▸ THE PROBLEM
Every record below should be printed exactly as it appears.

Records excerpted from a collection
******

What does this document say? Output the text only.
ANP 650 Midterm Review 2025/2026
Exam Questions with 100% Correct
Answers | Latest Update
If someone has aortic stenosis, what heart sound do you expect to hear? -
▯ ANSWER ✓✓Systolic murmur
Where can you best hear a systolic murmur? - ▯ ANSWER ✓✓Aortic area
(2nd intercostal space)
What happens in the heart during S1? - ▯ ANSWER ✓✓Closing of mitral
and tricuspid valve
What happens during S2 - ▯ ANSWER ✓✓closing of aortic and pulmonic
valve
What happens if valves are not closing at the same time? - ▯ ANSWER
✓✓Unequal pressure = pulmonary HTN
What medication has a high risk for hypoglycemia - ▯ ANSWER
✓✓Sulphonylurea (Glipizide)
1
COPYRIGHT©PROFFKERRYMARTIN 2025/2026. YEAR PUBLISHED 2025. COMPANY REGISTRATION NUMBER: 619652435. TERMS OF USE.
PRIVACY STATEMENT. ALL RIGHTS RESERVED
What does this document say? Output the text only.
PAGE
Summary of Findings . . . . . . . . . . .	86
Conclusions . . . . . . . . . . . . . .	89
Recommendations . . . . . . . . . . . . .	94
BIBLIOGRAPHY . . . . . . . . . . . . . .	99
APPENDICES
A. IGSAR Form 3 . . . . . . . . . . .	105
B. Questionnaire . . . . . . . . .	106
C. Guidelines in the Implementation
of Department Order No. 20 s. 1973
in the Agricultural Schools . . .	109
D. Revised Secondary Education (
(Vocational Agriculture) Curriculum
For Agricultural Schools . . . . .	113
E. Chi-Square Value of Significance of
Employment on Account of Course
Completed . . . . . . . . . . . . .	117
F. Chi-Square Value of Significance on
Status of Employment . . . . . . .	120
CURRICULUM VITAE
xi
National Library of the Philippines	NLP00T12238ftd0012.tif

******

▸ WRITTEN SOLUTION
What does this document say? Output the text only.
ANP 650 Midterm Review 2025/2026
Exam Questions with 100% Correct
Answers | Latest Update
If someone has aortic stenosis, what heart sound do you expect to hear? -
▯ ANSWER ✓✓Systolic murmur
Where can you best hear a systolic murmur? - ▯ ANSWER ✓✓Aortic area
(2nd intercostal space)
What happens in the heart during S1? - ▯ ANSWER ✓✓Closing of mitral
and tricuspid valve
What happens during S2 - ▯ ANSWER ✓✓closing of aortic and pulmonic
valve
What happens if valves are not closing at the same time? - ▯ ANSWER
✓✓Unequal pressure = pulmonary HTN
What medication has a high risk for hypoglycemia - ▯ ANSWER
✓✓Sulphonylurea (Glipizide)
1
COPYRIGHT©PROFFKERRYMARTIN 2025/2026. YEAR PUBLISHED 2025. COMPANY REGISTRATION NUMBER: 619652435. TERMS OF USE.
PRIVACY STATEMENT. ALL RIGHTS RESERVED
What does this document say? Output the text only.
PAGE
Summary of Findings . . . . . . . . . . .	86
Conclusions . . . . . . . . . . . . . .	89
Recommendations . . . . . . . . . . . . .	94
BIBLIOGRAPHY . . . . . . . . . . . . . .	99
APPENDICES
A. IGSAR Form 3 . . . . . . . . . . .	105
B. Questionnaire . . . . . . . . .	106
C. Guidelines in the Implementation
of Department Order No. 20 s. 1973
in the Agricultural Schools . . .	109
D. Revised Secondary Education (
(Vocational Agriculture) Curriculum
For Agricultural Schools . . . . .	113
E. Chi-Square Value of Significance of
Employment on Account of Course
Completed . . . . . . . . . . . . .	117
F. Chi-Square Value of Significance on
Status of Employment . . . . . . .	120
CURRICULUM VITAE
xi
National Library of the Philippines	NLP00T12238ftd0012.tif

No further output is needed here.